━━ Records for this exercise

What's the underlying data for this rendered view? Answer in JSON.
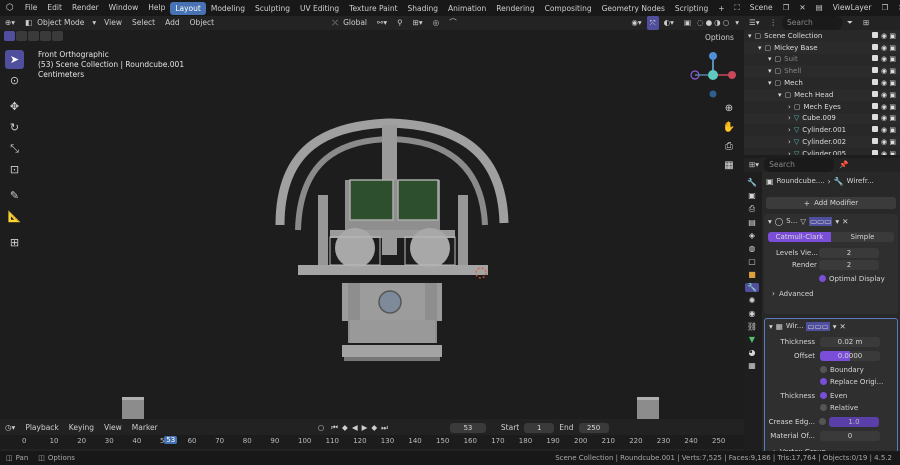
{
  "topbar": {
    "menus": [
      "File",
      "Edit",
      "Render",
      "Window",
      "Help"
    ],
    "workspaces": [
      "Layout",
      "Modeling",
      "Sculpting",
      "UV Editing",
      "Texture Paint",
      "Shading",
      "Animation",
      "Rendering",
      "Compositing",
      "Geometry Nodes",
      "Scripting"
    ],
    "active_workspace": "Layout",
    "add_tab": "+",
    "scene": "Scene",
    "view_layer": "ViewLayer"
  },
  "viewport_header": {
    "mode": "Object Mode",
    "menus": [
      "View",
      "Select",
      "Add",
      "Object"
    ],
    "transform": "Global",
    "options": "Options"
  },
  "overlay": {
    "view_name": "Front Orthographic",
    "collection": "(53) Scene Collection | Roundcube.001",
    "units": "Centimeters"
  },
  "outliner": {
    "search_placeholder": "Search",
    "rows": [
      {
        "label": "Scene Collection",
        "indent": 0
      },
      {
        "label": "Mickey Base",
        "indent": 1
      },
      {
        "label": "Suit",
        "indent": 2
      },
      {
        "label": "Shell",
        "indent": 2
      },
      {
        "label": "Mech",
        "indent": 2
      },
      {
        "label": "Mech Head",
        "indent": 3
      },
      {
        "label": "Mech Eyes",
        "indent": 4
      },
      {
        "label": "Cube.009",
        "indent": 4
      },
      {
        "label": "Cylinder.001",
        "indent": 4
      },
      {
        "label": "Cylinder.002",
        "indent": 4
      },
      {
        "label": "Cylinder.005",
        "indent": 4
      }
    ]
  },
  "properties": {
    "search_placeholder": "Search",
    "object_name": "Roundcube....",
    "modifier_tab": "Wirefr...",
    "add_modifier": "Add Modifier",
    "subsurf": {
      "name": "S...",
      "catmull": "Catmull-Clark",
      "simple": "Simple",
      "levels_label": "Levels Vie...",
      "levels_value": "2",
      "render_label": "Render",
      "render_value": "2",
      "optimal_display": "Optimal Display",
      "advanced": "Advanced"
    },
    "wireframe": {
      "name": "Wir...",
      "thickness_label": "Thickness",
      "thickness_value": "0.02 m",
      "offset_label": "Offset",
      "offset_value": "0.0000",
      "boundary": "Boundary",
      "replace_original": "Replace Origi...",
      "thickness2_label": "Thickness",
      "even": "Even",
      "relative": "Relative",
      "crease_label": "Crease Edg...",
      "crease_value": "1.0",
      "material_label": "Material Of...",
      "material_value": "0",
      "vertex_group": "Vertex Group"
    }
  },
  "timeline": {
    "menus": [
      "Playback",
      "Keying",
      "View",
      "Marker"
    ],
    "current_frame": "53",
    "start_label": "Start",
    "start_value": "1",
    "end_label": "End",
    "end_value": "250",
    "ticks": [
      "0",
      "10",
      "20",
      "30",
      "40",
      "50",
      "60",
      "70",
      "80",
      "90",
      "100",
      "110",
      "120",
      "130",
      "140",
      "150",
      "160",
      "170",
      "180",
      "190",
      "200",
      "210",
      "220",
      "230",
      "240",
      "250"
    ]
  },
  "statusbar": {
    "left1": "Pan",
    "left2": "Options",
    "info": "Scene Collection | Roundcube.001 | Verts:7,525 | Faces:9,186 | Tris:17,764 | Objects:0/19 | 4.5.2"
  },
  "colors": {
    "accent": "#4772b3",
    "active_tool": "#4f4f9e",
    "viewport_bg": "#1d1d1d",
    "model": "#9a9a9a",
    "panel": "#2b7a3a",
    "purple": "#7a4ed9"
  }
}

━━━━

__Written instruction__.
Report all lines of the data that include the word "Cylinder".

__Reply__.
        "label": "Cylinder.001",
        "label": "Cylinder.002",
        "label": "Cylinder.005",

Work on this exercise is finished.